__Task material__.
Start

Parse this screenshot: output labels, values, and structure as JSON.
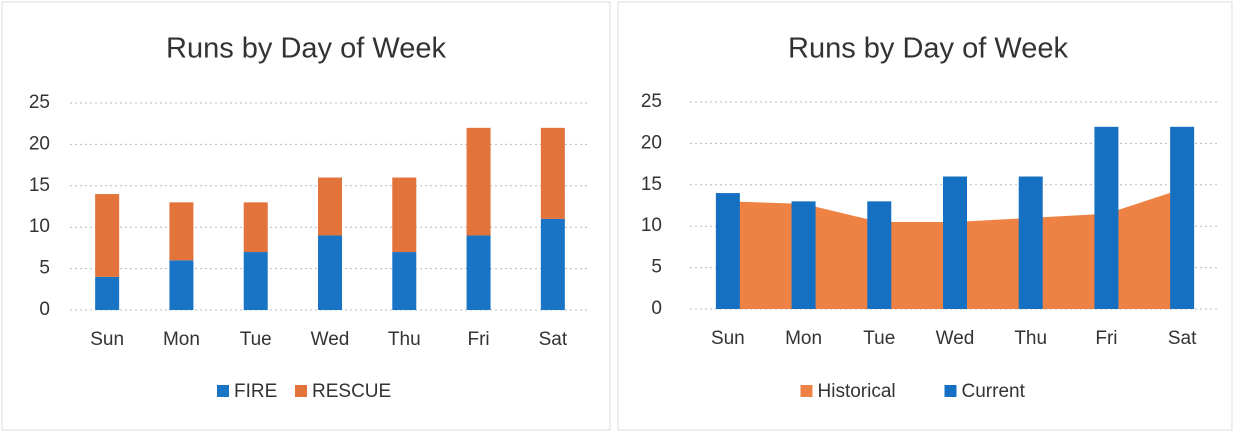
{
  "chart_data": [
    {
      "type": "bar",
      "stacked": true,
      "title": "Runs by Day of Week",
      "categories": [
        "Sun",
        "Mon",
        "Tue",
        "Wed",
        "Thu",
        "Fri",
        "Sat"
      ],
      "series": [
        {
          "name": "FIRE",
          "color": "#1a74c6",
          "values": [
            4,
            6,
            7,
            9,
            7,
            9,
            11
          ]
        },
        {
          "name": "RESCUE",
          "color": "#e2733a",
          "values": [
            10,
            7,
            6,
            7,
            9,
            13,
            11
          ]
        }
      ],
      "ylim": [
        0,
        25
      ],
      "yticks": [
        0,
        5,
        10,
        15,
        20,
        25
      ],
      "grid": true,
      "legend": "bottom"
    },
    {
      "type": "combo",
      "title": "Runs by Day of Week",
      "categories": [
        "Sun",
        "Mon",
        "Tue",
        "Wed",
        "Thu",
        "Fri",
        "Sat"
      ],
      "series": [
        {
          "name": "Historical",
          "type": "area",
          "color": "#ee8245",
          "values": [
            13,
            12.7,
            10.5,
            10.5,
            11,
            11.5,
            14.5
          ]
        },
        {
          "name": "Current",
          "type": "bar",
          "color": "#1570c2",
          "values": [
            14,
            13,
            13,
            16,
            16,
            22,
            22
          ]
        }
      ],
      "ylim": [
        0,
        25
      ],
      "yticks": [
        0,
        5,
        10,
        15,
        20,
        25
      ],
      "grid": true,
      "legend": "bottom"
    }
  ]
}
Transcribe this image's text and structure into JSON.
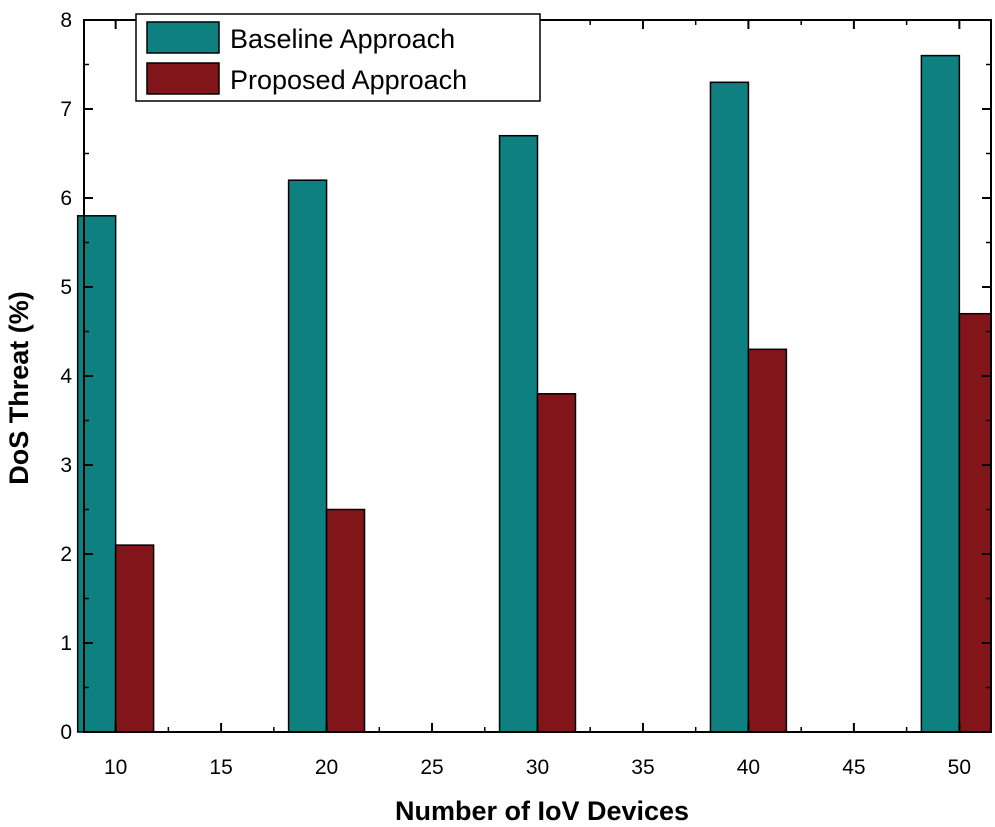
{
  "chart_data": {
    "type": "bar",
    "title": "",
    "xlabel": "Number of IoV Devices",
    "ylabel": "DoS Threat (%)",
    "categories": [
      10,
      20,
      30,
      40,
      50
    ],
    "series": [
      {
        "name": "Baseline Approach",
        "color": "#0e8080",
        "values": [
          5.8,
          6.2,
          6.7,
          7.3,
          7.6
        ]
      },
      {
        "name": "Proposed Approach",
        "color": "#821519",
        "values": [
          2.1,
          2.5,
          3.8,
          4.3,
          4.7
        ]
      }
    ],
    "xlim": [
      8.5,
      51.5
    ],
    "ylim": [
      0,
      8
    ],
    "xticks": [
      10,
      15,
      20,
      25,
      30,
      35,
      40,
      45,
      50
    ],
    "yticks": [
      0,
      1,
      2,
      3,
      4,
      5,
      6,
      7,
      8
    ],
    "bar_width": 1.8,
    "grid": false,
    "legend": "top-left"
  }
}
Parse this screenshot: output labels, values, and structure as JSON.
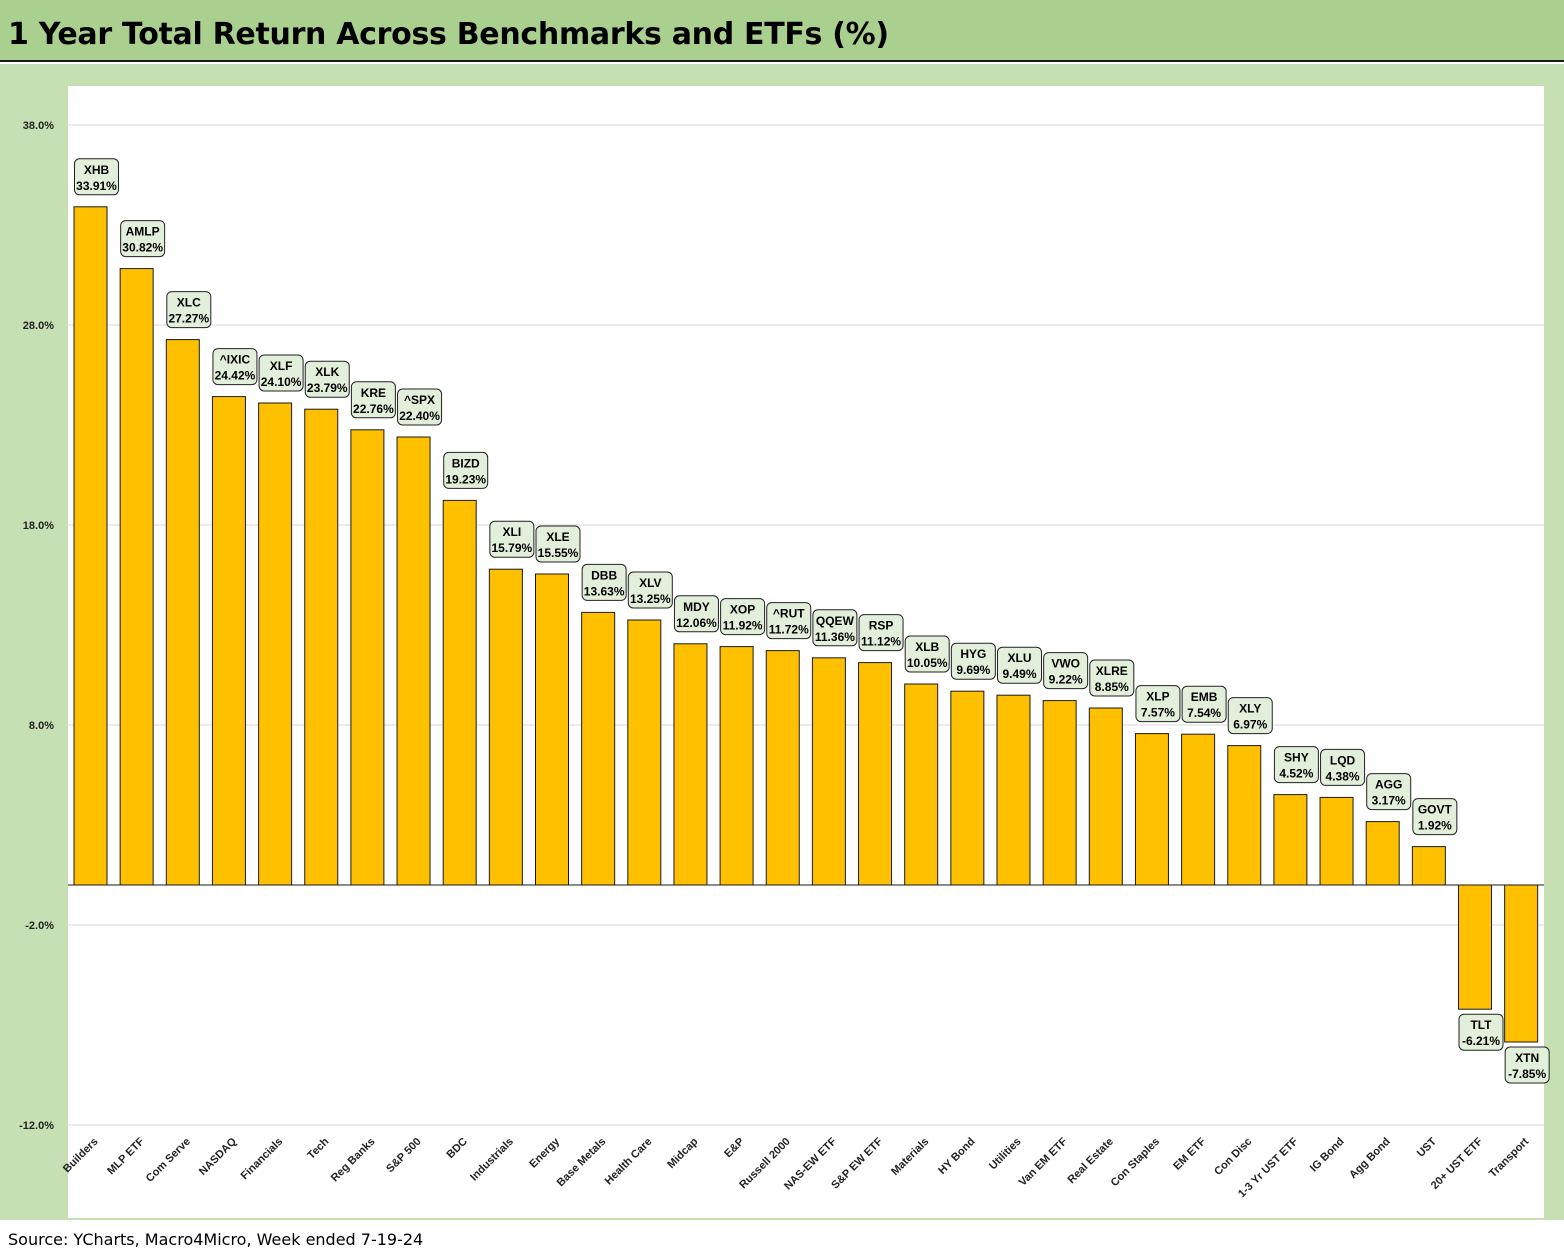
{
  "page": {
    "title": "1 Year Total Return Across Benchmarks and ETFs (%)",
    "source": "Source: YCharts, Macro4Micro, Week ended 7-19-24"
  },
  "colors": {
    "bar": "#ffc000",
    "bar_stroke": "#1a1a1a",
    "label_box": "#e2efda",
    "header_bg": "#a9d08e",
    "frame_bg": "#c6e0b4",
    "gridline": "#d9d9d9"
  },
  "chart_data": {
    "type": "bar",
    "title": "1 Year Total Return Across Benchmarks and ETFs (%)",
    "xlabel": "",
    "ylabel": "",
    "ylim": [
      -12,
      38
    ],
    "yticks": [
      38,
      28,
      18,
      8,
      -2,
      -12
    ],
    "ytick_labels": [
      "38.0%",
      "28.0%",
      "18.0%",
      "8.0%",
      "-2.0%",
      "-12.0%"
    ],
    "grid": true,
    "legend": "none",
    "categories": [
      "Builders",
      "MLP ETF",
      "Com Serve",
      "NASDAQ",
      "Financials",
      "Tech",
      "Reg Banks",
      "S&P 500",
      "BDC",
      "Industrials",
      "Energy",
      "Base Metals",
      "Health Care",
      "Midcap",
      "E&P",
      "Russell 2000",
      "NAS-EW ETF",
      "S&P EW ETF",
      "Materials",
      "HY Bond",
      "Utilities",
      "Van EM ETF",
      "Real Estate",
      "Con Staples",
      "EM ETF",
      "Con Disc",
      "1-3 Yr UST ETF",
      "IG Bond",
      "Agg Bond",
      "UST",
      "20+ UST ETF",
      "Transport"
    ],
    "tickers": [
      "XHB",
      "AMLP",
      "XLC",
      "^IXIC",
      "XLF",
      "XLK",
      "KRE",
      "^SPX",
      "BIZD",
      "XLI",
      "XLE",
      "DBB",
      "XLV",
      "MDY",
      "XOP",
      "^RUT",
      "QQEW",
      "RSP",
      "XLB",
      "HYG",
      "XLU",
      "VWO",
      "XLRE",
      "XLP",
      "EMB",
      "XLY",
      "SHY",
      "LQD",
      "AGG",
      "GOVT",
      "TLT",
      "XTN"
    ],
    "values": [
      33.91,
      30.82,
      27.27,
      24.42,
      24.1,
      23.79,
      22.76,
      22.4,
      19.23,
      15.79,
      15.55,
      13.63,
      13.25,
      12.06,
      11.92,
      11.72,
      11.36,
      11.12,
      10.05,
      9.69,
      9.49,
      9.22,
      8.85,
      7.57,
      7.54,
      6.97,
      4.52,
      4.38,
      3.17,
      1.92,
      -6.21,
      -7.85
    ],
    "value_labels": [
      "33.91%",
      "30.82%",
      "27.27%",
      "24.42%",
      "24.10%",
      "23.79%",
      "22.76%",
      "22.40%",
      "19.23%",
      "15.79%",
      "15.55%",
      "13.63%",
      "13.25%",
      "12.06%",
      "11.92%",
      "11.72%",
      "11.36%",
      "11.12%",
      "10.05%",
      "9.69%",
      "9.49%",
      "9.22%",
      "8.85%",
      "7.57%",
      "7.54%",
      "6.97%",
      "4.52%",
      "4.38%",
      "3.17%",
      "1.92%",
      "-6.21%",
      "-7.85%"
    ]
  }
}
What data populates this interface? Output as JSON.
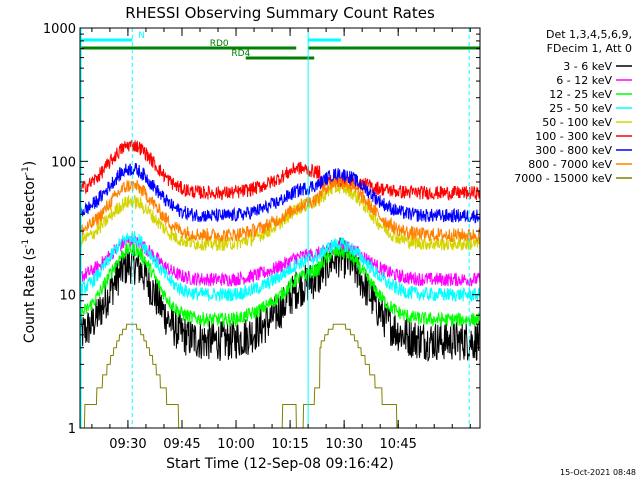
{
  "chart_data": {
    "type": "line",
    "title": "RHESSI Observing Summary Count Rates",
    "xlabel": "Start Time (12-Sep-08 09:16:42)",
    "ylabel_main": "Count Rate (s",
    "ylabel_sup1": "-1",
    "ylabel_mid": " detector",
    "ylabel_sup2": "-1",
    "ylabel_end": ")",
    "y_scale": "log",
    "ylim": [
      1,
      1000
    ],
    "y_ticks": [
      "1",
      "10",
      "100",
      "1000"
    ],
    "x_range_min": [
      0,
      111
    ],
    "x_ticks": [
      {
        "label": "09:30",
        "min": 13.3
      },
      {
        "label": "09:45",
        "min": 28.3
      },
      {
        "label": "10:00",
        "min": 43.3
      },
      {
        "label": "10:15",
        "min": 58.3
      },
      {
        "label": "10:30",
        "min": 73.3
      },
      {
        "label": "10:45",
        "min": 88.3
      }
    ],
    "legend_placement": "right",
    "legend_header": [
      "Det 1,3,4,5,6,9,",
      "FDecim 1, Att 0"
    ],
    "series": [
      {
        "name": "3 - 6 keV",
        "color": "#000000",
        "night": 4.5,
        "peak1": 17,
        "peak2": 19,
        "gap": 11
      },
      {
        "name": "6 - 12 keV",
        "color": "#ff00ff",
        "night": 13,
        "peak1": 25,
        "peak2": 23,
        "gap": 19
      },
      {
        "name": "12 - 25 keV",
        "color": "#00ff00",
        "night": 6.5,
        "peak1": 22,
        "peak2": 21,
        "gap": 13
      },
      {
        "name": "25 - 50 keV",
        "color": "#00ffff",
        "night": 10,
        "peak1": 27,
        "peak2": 24,
        "gap": 17
      },
      {
        "name": "50 - 100 keV",
        "color": "#d4d400",
        "night": 24,
        "peak1": 50,
        "peak2": 64,
        "gap": 44
      },
      {
        "name": "100 - 300 keV",
        "color": "#ff0000",
        "night": 58,
        "peak1": 133,
        "peak2": 72,
        "gap": 90
      },
      {
        "name": "300 - 800 keV",
        "color": "#0000ff",
        "night": 39,
        "peak1": 88,
        "peak2": 80,
        "gap": 60
      },
      {
        "name": "800 - 7000 keV",
        "color": "#ff8000",
        "night": 28,
        "peak1": 66,
        "peak2": 70,
        "gap": 45
      },
      {
        "name": "7000 - 15000 keV",
        "color": "#808000",
        "night": 1,
        "peak1": 6,
        "peak2": 6,
        "gap": 1
      }
    ],
    "flag_bars": [
      {
        "label": "N",
        "color": "#00ffff",
        "segments": [
          [
            0,
            14.5
          ],
          [
            63.3,
            72.4
          ]
        ]
      },
      {
        "label": "RD0",
        "color": "#008000",
        "segments": [
          [
            0,
            60
          ],
          [
            63.3,
            111
          ]
        ]
      },
      {
        "label": "RD4",
        "color": "#008000",
        "segments": [
          [
            46,
            65
          ]
        ]
      }
    ],
    "footer_date": "15-Oct-2021 08:48"
  }
}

End

__What you have to do__. Using the listing above, gather each line that holds the string "night" and copy it.

__Reply__.
        "night": 4.5,
        "night": 13,
        "night": 6.5,
        "night": 10,
        "night": 24,
        "night": 58,
        "night": 39,
        "night": 28,
        "night": 1,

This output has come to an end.